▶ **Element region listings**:
□ □ □ □ □

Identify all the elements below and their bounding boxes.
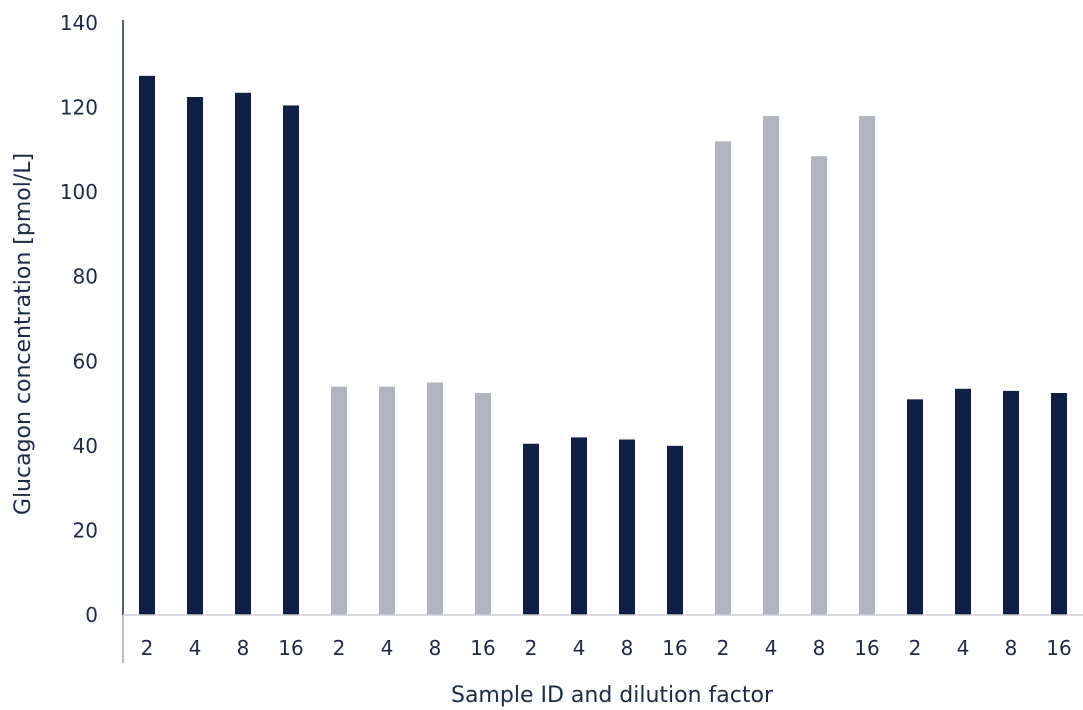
x-tick-label: 8 bbox=[813, 636, 826, 660]
x-tick-label: 16 bbox=[854, 636, 879, 660]
bar bbox=[1051, 393, 1067, 615]
x-tick-label: 2 bbox=[141, 636, 154, 660]
x-tick-label: 4 bbox=[573, 636, 586, 660]
bar bbox=[475, 393, 491, 615]
bar bbox=[427, 382, 443, 615]
bar bbox=[619, 439, 635, 615]
y-axis-title: Glucagon concentration [pmol/L] bbox=[11, 153, 36, 515]
x-tick-label: 8 bbox=[1005, 636, 1018, 660]
y-tick-label: 0 bbox=[85, 603, 98, 627]
x-tick-label: 2 bbox=[717, 636, 730, 660]
x-tick-label: 2 bbox=[525, 636, 538, 660]
x-tick-label: 8 bbox=[621, 636, 634, 660]
x-tick-label: 4 bbox=[189, 636, 202, 660]
x-tick-label: 4 bbox=[765, 636, 778, 660]
x-tick-label: 4 bbox=[957, 636, 970, 660]
x-tick-label: 8 bbox=[429, 636, 442, 660]
bar bbox=[907, 399, 923, 615]
x-tick-label: 16 bbox=[1046, 636, 1071, 660]
x-axis-ticks: 2 4 8 16 2 4 8 16 2 4 8 16 2 4 8 16 2 4 8 16 bbox=[141, 636, 1072, 660]
x-tick-label: 4 bbox=[381, 636, 394, 660]
y-tick-label: 20 bbox=[73, 518, 98, 542]
bar bbox=[667, 445, 683, 615]
bar bbox=[139, 75, 155, 616]
bar bbox=[523, 443, 539, 615]
bar bbox=[331, 386, 347, 615]
bar bbox=[571, 437, 587, 615]
y-axis-ticks: 0 20 40 60 80 100 120 140 bbox=[60, 11, 98, 627]
bar bbox=[187, 97, 203, 615]
x-tick-label: 16 bbox=[662, 636, 687, 660]
x-tick-label: 16 bbox=[278, 636, 303, 660]
y-tick-label: 120 bbox=[60, 96, 98, 120]
bar bbox=[811, 156, 827, 615]
x-axis-title: Sample ID and dilution factor bbox=[451, 683, 774, 708]
y-tick-label: 140 bbox=[60, 11, 98, 35]
y-tick-label: 100 bbox=[60, 180, 98, 204]
bar bbox=[859, 116, 875, 616]
bar bbox=[955, 388, 971, 615]
bar bbox=[763, 116, 779, 616]
bar bbox=[1003, 390, 1019, 615]
x-tick-label: 16 bbox=[470, 636, 495, 660]
y-tick-label: 40 bbox=[73, 434, 98, 458]
bar bbox=[283, 105, 299, 615]
y-tick-label: 60 bbox=[73, 349, 98, 373]
x-tick-label: 2 bbox=[333, 636, 346, 660]
bars bbox=[139, 75, 1067, 616]
x-tick-label: 8 bbox=[237, 636, 250, 660]
bar bbox=[715, 141, 731, 615]
bar bbox=[235, 92, 251, 616]
y-tick-label: 80 bbox=[73, 265, 98, 289]
x-tick-label: 2 bbox=[909, 636, 922, 660]
bar bbox=[379, 386, 395, 615]
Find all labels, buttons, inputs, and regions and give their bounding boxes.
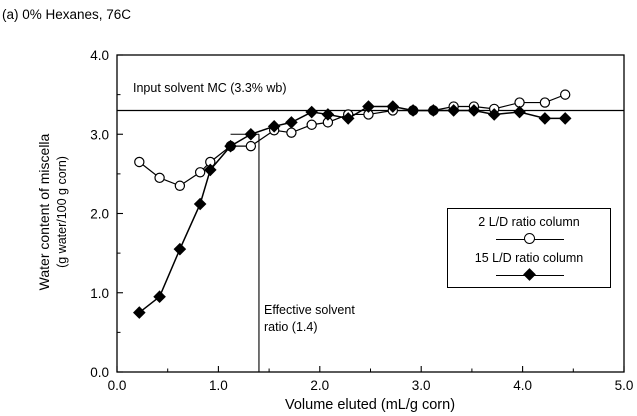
x-tick-label: 2.0 xyxy=(310,378,329,393)
series-15ld-point xyxy=(386,100,400,113)
series-15ld-point xyxy=(173,242,187,256)
y-tick-label: 0.0 xyxy=(90,365,109,380)
x-tick-label: 5.0 xyxy=(615,378,634,393)
series-15ld-line xyxy=(138,105,566,314)
x-tick-label: 4.0 xyxy=(513,378,532,393)
series-15ld-point xyxy=(487,108,501,121)
series-2ld-point xyxy=(134,156,145,168)
y-axis-title-line2: (g water/100 g corn) xyxy=(55,156,69,268)
series-15ld-point xyxy=(447,104,460,117)
series-2ld-point xyxy=(154,172,165,184)
series-15ld-point xyxy=(341,112,355,125)
series-15ld-point xyxy=(362,100,375,113)
x-tick-label: 0.0 xyxy=(108,378,127,393)
y-axis-title-line1: Water content of miscella xyxy=(36,133,52,290)
y-tick-label: 2.0 xyxy=(90,207,109,222)
series-15ld-point xyxy=(203,163,217,177)
series-15ld-point xyxy=(224,139,237,153)
legend-label-2ld: 2 L/D ratio column xyxy=(478,215,580,229)
series-15ld-point xyxy=(513,105,526,119)
series-15ld-point xyxy=(467,104,481,117)
x-tick-label: 3.0 xyxy=(412,378,431,393)
series-15ld-point xyxy=(133,306,146,319)
series-2ld-point xyxy=(286,127,297,138)
series-15ld-point xyxy=(153,290,166,304)
series-2ld-point xyxy=(174,180,186,191)
series-15ld-point xyxy=(193,197,207,211)
effective-solvent-label-line2: ratio (1.4) xyxy=(264,320,318,334)
series-2ld-point xyxy=(559,89,571,100)
series-15ld-point xyxy=(321,108,335,121)
input-solvent-label: Input solvent MC (3.3% wb) xyxy=(133,81,287,95)
x-tick-label: 1.0 xyxy=(209,378,228,393)
y-tick-label: 3.0 xyxy=(90,127,109,142)
series-2ld-point xyxy=(306,119,317,130)
series-2ld-point xyxy=(539,97,551,108)
open-circle-marker-icon xyxy=(524,233,535,244)
series-15ld-point xyxy=(538,112,552,125)
series-15ld-point xyxy=(558,112,572,125)
series-15ld-point xyxy=(427,104,440,117)
panel-label: (a) 0% Hexanes, 76C xyxy=(2,7,132,22)
filled-diamond-marker-icon xyxy=(523,268,536,281)
x-axis-title: Volume eluted (mL/g corn) xyxy=(285,397,455,413)
series-2ld-point xyxy=(245,140,257,152)
series-15ld-point xyxy=(406,104,420,117)
legend-label-15ld: 15 L/D ratio column xyxy=(474,251,584,265)
y-tick-label: 4.0 xyxy=(90,48,109,63)
series-2ld-line xyxy=(138,94,566,187)
series-2ld-point xyxy=(194,167,206,178)
series-15ld-point xyxy=(285,116,298,129)
series-15ld-point xyxy=(305,105,318,119)
y-tick-label: 1.0 xyxy=(90,286,109,301)
effective-solvent-label-line1: Effective solvent xyxy=(264,303,355,317)
legend: 2 L/D ratio column 15 L/D ratio column xyxy=(447,208,611,288)
series-15ld-point xyxy=(244,127,258,141)
series-15ld-point xyxy=(267,120,281,133)
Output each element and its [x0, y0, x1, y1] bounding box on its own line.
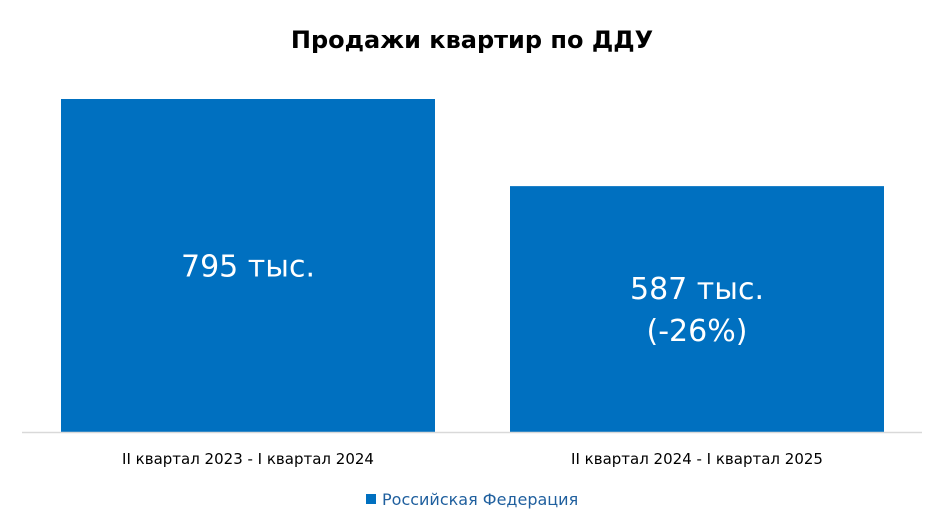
x-tick-label-1: II квартал 2023 - I квартал 2024 [122, 450, 374, 468]
bar-1 [61, 99, 435, 432]
data-label-2-line-2: (-26%) [647, 314, 748, 349]
legend-swatch [366, 494, 376, 504]
chart-title: Продажи квартир по ДДУ [291, 26, 653, 54]
legend-label: Российская Федерация [382, 490, 578, 509]
bars-group: 795 тыс. 587 тыс. (-26%) [61, 99, 884, 432]
legend: Российская Федерация [366, 490, 578, 509]
data-label-1-line-1: 795 тыс. [181, 250, 315, 285]
x-tick-label-2: II квартал 2024 - I квартал 2025 [571, 450, 823, 468]
data-label-2-line-1: 587 тыс. [630, 272, 764, 307]
x-tick-labels: II квартал 2023 - I квартал 2024 II кварт… [122, 450, 823, 468]
bar-2 [510, 186, 884, 432]
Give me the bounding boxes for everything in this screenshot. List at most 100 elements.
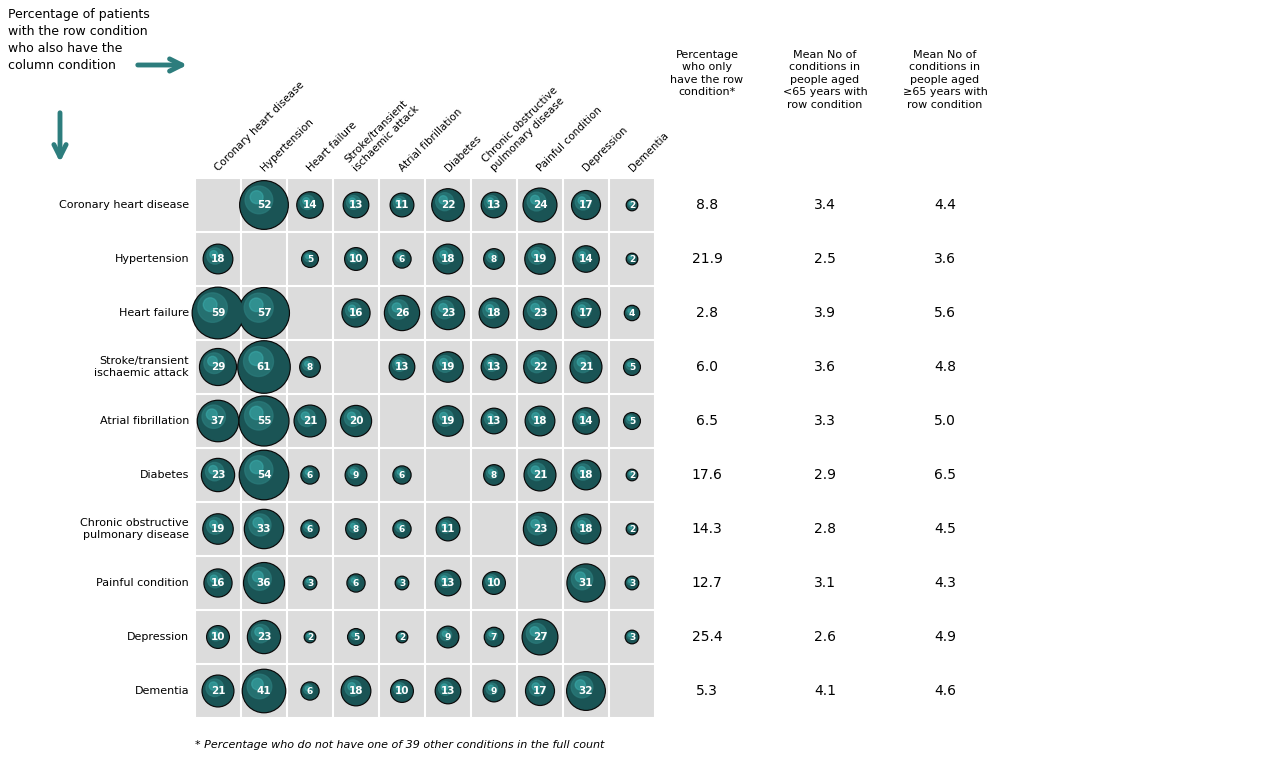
Text: 18: 18: [440, 254, 456, 264]
Circle shape: [484, 680, 504, 702]
Circle shape: [435, 570, 461, 596]
Circle shape: [532, 683, 539, 691]
Text: 17: 17: [579, 200, 594, 210]
Circle shape: [250, 352, 262, 366]
Circle shape: [348, 305, 356, 312]
Circle shape: [434, 353, 462, 381]
Circle shape: [298, 409, 316, 426]
Text: 19: 19: [440, 416, 456, 426]
Circle shape: [440, 250, 448, 258]
Circle shape: [344, 248, 367, 270]
Text: 19: 19: [211, 524, 225, 534]
Circle shape: [209, 466, 218, 474]
Circle shape: [252, 678, 264, 690]
Circle shape: [248, 567, 271, 591]
Circle shape: [525, 298, 556, 329]
Circle shape: [626, 361, 635, 370]
Circle shape: [239, 396, 289, 446]
Circle shape: [393, 357, 406, 371]
Circle shape: [307, 580, 310, 583]
Circle shape: [486, 305, 494, 312]
Circle shape: [398, 578, 404, 585]
Text: 8: 8: [490, 470, 497, 480]
Circle shape: [348, 250, 360, 263]
Circle shape: [352, 632, 356, 636]
Circle shape: [302, 683, 317, 699]
Circle shape: [238, 341, 291, 393]
Circle shape: [302, 360, 314, 370]
Text: 21: 21: [303, 416, 317, 426]
Circle shape: [571, 676, 593, 698]
Circle shape: [627, 308, 635, 315]
Circle shape: [247, 674, 271, 699]
Circle shape: [530, 627, 539, 636]
Circle shape: [394, 683, 406, 695]
Circle shape: [485, 195, 498, 209]
Text: Dementia: Dementia: [627, 130, 669, 173]
Circle shape: [628, 255, 634, 260]
Circle shape: [305, 632, 316, 642]
Circle shape: [483, 302, 499, 319]
Circle shape: [577, 358, 585, 366]
Circle shape: [485, 357, 498, 371]
Circle shape: [212, 631, 218, 636]
Text: 14: 14: [579, 416, 594, 426]
Circle shape: [485, 250, 503, 268]
Circle shape: [394, 251, 410, 267]
Text: 23: 23: [532, 308, 548, 318]
Text: Hypertension: Hypertension: [259, 116, 315, 173]
Circle shape: [439, 196, 448, 204]
Circle shape: [573, 408, 599, 434]
Circle shape: [626, 523, 637, 535]
Text: 23: 23: [257, 632, 271, 642]
Circle shape: [568, 565, 604, 601]
Circle shape: [202, 405, 225, 429]
Circle shape: [630, 202, 632, 205]
Circle shape: [436, 680, 460, 703]
Text: 6.5: 6.5: [934, 468, 956, 482]
Circle shape: [248, 514, 271, 536]
Text: 9: 9: [353, 470, 360, 480]
Circle shape: [241, 398, 288, 445]
Text: 4.1: 4.1: [814, 684, 836, 698]
Text: 6: 6: [399, 525, 406, 533]
Text: 3.1: 3.1: [814, 576, 836, 590]
Text: 24: 24: [532, 200, 548, 210]
Circle shape: [306, 578, 312, 585]
Circle shape: [532, 412, 539, 420]
Circle shape: [306, 632, 315, 642]
Text: 20: 20: [348, 416, 364, 426]
Text: 7: 7: [490, 632, 497, 642]
Circle shape: [348, 575, 364, 591]
Text: 5: 5: [628, 416, 635, 425]
Text: Coronary heart disease: Coronary heart disease: [59, 200, 189, 210]
Text: 21.9: 21.9: [691, 252, 722, 266]
Text: 6: 6: [399, 470, 406, 480]
Text: 9: 9: [490, 687, 497, 695]
Text: Diabetes: Diabetes: [140, 470, 189, 480]
Circle shape: [571, 515, 600, 544]
Circle shape: [242, 670, 285, 713]
Circle shape: [244, 509, 284, 549]
Circle shape: [393, 520, 411, 538]
Circle shape: [575, 518, 591, 534]
Circle shape: [344, 409, 361, 426]
Circle shape: [625, 305, 640, 321]
Text: 3: 3: [307, 578, 314, 587]
Circle shape: [384, 295, 420, 330]
Text: 12.7: 12.7: [691, 576, 722, 590]
Text: 8: 8: [353, 525, 360, 533]
Circle shape: [524, 297, 557, 329]
Circle shape: [489, 253, 494, 258]
Circle shape: [623, 359, 640, 375]
Text: 6: 6: [399, 254, 406, 264]
Circle shape: [197, 401, 238, 442]
Circle shape: [625, 577, 639, 590]
Text: 5.6: 5.6: [934, 306, 956, 320]
Circle shape: [435, 678, 461, 704]
Circle shape: [303, 684, 314, 694]
Circle shape: [431, 297, 465, 329]
Circle shape: [439, 574, 452, 587]
Circle shape: [522, 619, 558, 655]
Text: 3.9: 3.9: [814, 306, 836, 320]
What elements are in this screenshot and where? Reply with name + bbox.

□ □ □ □ □

▶ **Set task**: Rewrite the records from the line containing "Text: 18: 18: [440, 254, 456, 264]" through the line containing "Circle shape: [394, 251, 410, 267]", changing every "Circle shape" to "Round marker" and leaving everything else untouched. Return only those lines.

▶ **Result**:
Text: 18: 18: [440, 254, 456, 264]
Round marker: [484, 680, 504, 702]
Round marker: [435, 570, 461, 596]
Round marker: [532, 683, 539, 691]
Text: 17: 17: [579, 200, 594, 210]
Round marker: [250, 352, 262, 366]
Round marker: [348, 305, 356, 312]
Round marker: [434, 353, 462, 381]
Round marker: [298, 409, 316, 426]
Text: 19: 19: [440, 416, 456, 426]
Round marker: [440, 250, 448, 258]
Round marker: [344, 248, 367, 270]
Text: 19: 19: [211, 524, 225, 534]
Round marker: [209, 466, 218, 474]
Round marker: [252, 678, 264, 690]
Round marker: [248, 567, 271, 591]
Round marker: [525, 298, 556, 329]
Round marker: [626, 361, 635, 370]
Round marker: [239, 396, 289, 446]
Round marker: [393, 357, 406, 371]
Round marker: [307, 580, 310, 583]
Round marker: [486, 305, 494, 312]
Round marker: [398, 578, 404, 585]
Text: 8: 8: [490, 470, 497, 480]
Round marker: [348, 250, 360, 263]
Round marker: [352, 632, 356, 636]
Round marker: [302, 683, 317, 699]
Round marker: [238, 341, 291, 393]
Round marker: [302, 360, 314, 370]
Text: 21: 21: [303, 416, 317, 426]
Round marker: [571, 676, 593, 698]
Round marker: [627, 308, 635, 315]
Round marker: [247, 674, 271, 699]
Round marker: [530, 627, 539, 636]
Round marker: [394, 683, 406, 695]
Round marker: [485, 195, 498, 209]
Text: Dementia: Dementia: [627, 130, 669, 173]
Round marker: [628, 255, 634, 260]
Round marker: [305, 632, 316, 642]
Round marker: [483, 302, 499, 319]
Round marker: [577, 358, 585, 366]
Round marker: [485, 357, 498, 371]
Round marker: [212, 631, 218, 636]
Text: 14: 14: [579, 416, 594, 426]
Round marker: [485, 250, 503, 268]
Round marker: [394, 251, 410, 267]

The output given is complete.